____ Data in this exercise

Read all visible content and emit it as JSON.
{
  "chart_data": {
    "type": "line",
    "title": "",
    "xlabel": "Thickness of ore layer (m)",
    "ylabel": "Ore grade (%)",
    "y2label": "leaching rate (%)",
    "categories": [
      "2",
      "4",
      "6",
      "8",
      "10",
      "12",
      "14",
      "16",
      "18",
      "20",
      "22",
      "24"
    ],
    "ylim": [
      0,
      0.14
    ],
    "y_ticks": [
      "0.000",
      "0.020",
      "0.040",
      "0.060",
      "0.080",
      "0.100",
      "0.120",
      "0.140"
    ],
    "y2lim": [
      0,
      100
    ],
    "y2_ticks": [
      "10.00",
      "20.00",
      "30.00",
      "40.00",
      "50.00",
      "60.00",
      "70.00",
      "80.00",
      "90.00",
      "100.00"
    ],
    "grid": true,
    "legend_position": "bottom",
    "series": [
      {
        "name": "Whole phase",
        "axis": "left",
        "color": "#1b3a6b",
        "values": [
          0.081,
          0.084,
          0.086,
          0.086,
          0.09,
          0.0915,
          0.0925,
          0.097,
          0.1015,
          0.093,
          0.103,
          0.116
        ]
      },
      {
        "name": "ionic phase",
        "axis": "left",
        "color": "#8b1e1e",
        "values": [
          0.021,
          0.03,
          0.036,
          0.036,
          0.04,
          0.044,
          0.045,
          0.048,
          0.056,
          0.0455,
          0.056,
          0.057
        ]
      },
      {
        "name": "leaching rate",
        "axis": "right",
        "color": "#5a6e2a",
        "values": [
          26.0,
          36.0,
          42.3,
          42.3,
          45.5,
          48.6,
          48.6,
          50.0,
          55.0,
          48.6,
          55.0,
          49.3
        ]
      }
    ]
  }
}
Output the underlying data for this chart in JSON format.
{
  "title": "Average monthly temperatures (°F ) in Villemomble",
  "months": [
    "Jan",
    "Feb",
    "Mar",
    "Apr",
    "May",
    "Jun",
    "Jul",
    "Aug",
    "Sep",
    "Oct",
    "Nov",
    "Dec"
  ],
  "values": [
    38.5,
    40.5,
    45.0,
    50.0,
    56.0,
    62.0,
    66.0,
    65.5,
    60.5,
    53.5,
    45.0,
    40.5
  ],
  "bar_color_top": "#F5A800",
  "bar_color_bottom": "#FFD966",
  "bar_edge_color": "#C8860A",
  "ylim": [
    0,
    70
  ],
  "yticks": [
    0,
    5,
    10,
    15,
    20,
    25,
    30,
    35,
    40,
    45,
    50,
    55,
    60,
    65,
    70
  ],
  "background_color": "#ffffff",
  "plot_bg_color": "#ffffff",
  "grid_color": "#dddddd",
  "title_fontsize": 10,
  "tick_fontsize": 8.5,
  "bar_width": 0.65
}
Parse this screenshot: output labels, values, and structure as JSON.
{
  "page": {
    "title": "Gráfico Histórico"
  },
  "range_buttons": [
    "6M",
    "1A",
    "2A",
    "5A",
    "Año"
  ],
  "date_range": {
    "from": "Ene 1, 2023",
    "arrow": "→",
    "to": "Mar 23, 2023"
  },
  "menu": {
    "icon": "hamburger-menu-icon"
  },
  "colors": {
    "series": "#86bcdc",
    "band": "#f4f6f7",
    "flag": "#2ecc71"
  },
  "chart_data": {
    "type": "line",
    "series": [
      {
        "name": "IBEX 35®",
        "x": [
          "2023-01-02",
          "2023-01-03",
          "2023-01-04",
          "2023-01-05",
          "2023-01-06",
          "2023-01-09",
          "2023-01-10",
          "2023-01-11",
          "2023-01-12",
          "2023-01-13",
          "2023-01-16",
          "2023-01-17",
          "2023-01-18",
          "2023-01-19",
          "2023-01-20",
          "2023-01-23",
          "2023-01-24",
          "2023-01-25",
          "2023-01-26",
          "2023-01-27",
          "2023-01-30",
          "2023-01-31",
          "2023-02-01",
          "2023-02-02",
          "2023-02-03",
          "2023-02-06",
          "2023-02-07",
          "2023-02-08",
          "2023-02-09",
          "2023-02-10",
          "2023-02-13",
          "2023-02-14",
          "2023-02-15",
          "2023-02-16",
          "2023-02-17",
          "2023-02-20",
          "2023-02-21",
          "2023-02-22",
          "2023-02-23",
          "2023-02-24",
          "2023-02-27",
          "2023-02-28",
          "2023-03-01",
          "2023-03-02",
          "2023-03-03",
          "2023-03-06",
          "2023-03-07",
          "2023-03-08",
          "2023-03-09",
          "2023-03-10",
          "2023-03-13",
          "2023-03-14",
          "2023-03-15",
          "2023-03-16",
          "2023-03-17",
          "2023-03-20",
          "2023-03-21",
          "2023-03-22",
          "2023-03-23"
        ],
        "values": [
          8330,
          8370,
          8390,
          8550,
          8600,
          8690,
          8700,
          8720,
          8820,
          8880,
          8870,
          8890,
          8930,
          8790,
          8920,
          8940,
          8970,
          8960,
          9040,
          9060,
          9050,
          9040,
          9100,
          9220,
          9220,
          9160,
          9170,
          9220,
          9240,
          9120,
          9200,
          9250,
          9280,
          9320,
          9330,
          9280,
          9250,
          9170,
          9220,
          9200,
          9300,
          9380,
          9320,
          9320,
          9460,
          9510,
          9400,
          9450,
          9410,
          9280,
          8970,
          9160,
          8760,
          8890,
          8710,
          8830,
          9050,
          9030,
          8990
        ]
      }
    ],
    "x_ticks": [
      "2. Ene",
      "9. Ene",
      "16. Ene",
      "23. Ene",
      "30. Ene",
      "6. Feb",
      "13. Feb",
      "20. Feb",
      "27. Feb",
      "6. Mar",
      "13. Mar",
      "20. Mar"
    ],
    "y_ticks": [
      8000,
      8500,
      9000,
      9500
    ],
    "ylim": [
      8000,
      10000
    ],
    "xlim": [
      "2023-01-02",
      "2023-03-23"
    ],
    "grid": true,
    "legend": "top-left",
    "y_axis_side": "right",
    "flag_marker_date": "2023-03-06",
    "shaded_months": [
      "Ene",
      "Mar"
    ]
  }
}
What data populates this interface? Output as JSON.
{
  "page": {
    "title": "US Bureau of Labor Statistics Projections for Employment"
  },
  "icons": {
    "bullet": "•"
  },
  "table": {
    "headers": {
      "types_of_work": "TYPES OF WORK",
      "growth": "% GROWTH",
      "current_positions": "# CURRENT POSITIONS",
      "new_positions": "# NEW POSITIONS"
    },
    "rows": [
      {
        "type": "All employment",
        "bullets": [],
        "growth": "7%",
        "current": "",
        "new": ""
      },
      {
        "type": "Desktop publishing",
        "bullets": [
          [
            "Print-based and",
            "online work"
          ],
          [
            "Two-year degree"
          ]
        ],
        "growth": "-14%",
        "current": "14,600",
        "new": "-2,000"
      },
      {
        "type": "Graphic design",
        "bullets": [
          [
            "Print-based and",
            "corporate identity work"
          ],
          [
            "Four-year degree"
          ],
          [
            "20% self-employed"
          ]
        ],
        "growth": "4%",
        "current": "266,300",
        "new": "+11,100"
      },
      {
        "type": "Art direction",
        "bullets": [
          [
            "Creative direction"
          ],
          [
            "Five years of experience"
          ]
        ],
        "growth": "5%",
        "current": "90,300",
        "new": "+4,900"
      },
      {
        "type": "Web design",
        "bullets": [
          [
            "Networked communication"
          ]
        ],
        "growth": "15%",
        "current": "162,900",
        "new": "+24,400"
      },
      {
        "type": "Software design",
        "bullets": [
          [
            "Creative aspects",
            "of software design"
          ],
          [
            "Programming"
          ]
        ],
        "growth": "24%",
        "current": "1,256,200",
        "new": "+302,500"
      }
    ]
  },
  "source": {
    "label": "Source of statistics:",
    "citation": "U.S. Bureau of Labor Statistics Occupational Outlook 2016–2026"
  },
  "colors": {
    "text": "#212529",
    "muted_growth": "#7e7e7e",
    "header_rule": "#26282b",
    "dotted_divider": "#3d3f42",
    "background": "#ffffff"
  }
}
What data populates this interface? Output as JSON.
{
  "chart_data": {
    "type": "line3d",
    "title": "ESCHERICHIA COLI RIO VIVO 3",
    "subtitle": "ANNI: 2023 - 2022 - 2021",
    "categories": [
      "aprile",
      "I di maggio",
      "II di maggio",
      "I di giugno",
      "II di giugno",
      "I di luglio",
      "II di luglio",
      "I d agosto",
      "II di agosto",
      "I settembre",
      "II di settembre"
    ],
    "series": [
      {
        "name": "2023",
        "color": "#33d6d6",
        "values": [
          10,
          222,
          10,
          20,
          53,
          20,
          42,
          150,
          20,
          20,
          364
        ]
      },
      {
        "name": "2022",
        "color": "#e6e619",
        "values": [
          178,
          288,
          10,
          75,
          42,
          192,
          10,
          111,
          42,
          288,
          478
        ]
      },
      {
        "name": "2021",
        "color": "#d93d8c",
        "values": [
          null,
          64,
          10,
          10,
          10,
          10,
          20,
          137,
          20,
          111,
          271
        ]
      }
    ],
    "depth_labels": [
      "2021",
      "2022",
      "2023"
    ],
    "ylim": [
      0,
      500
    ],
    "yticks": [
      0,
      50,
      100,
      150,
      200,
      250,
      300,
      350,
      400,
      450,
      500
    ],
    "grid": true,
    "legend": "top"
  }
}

________

▸ Instructions for the task:
Copy each line of the entries that includes the word "leaching".

▸ Completed exercise:
    "y2label": "leaching rate (%)",
        "name": "leaching rate",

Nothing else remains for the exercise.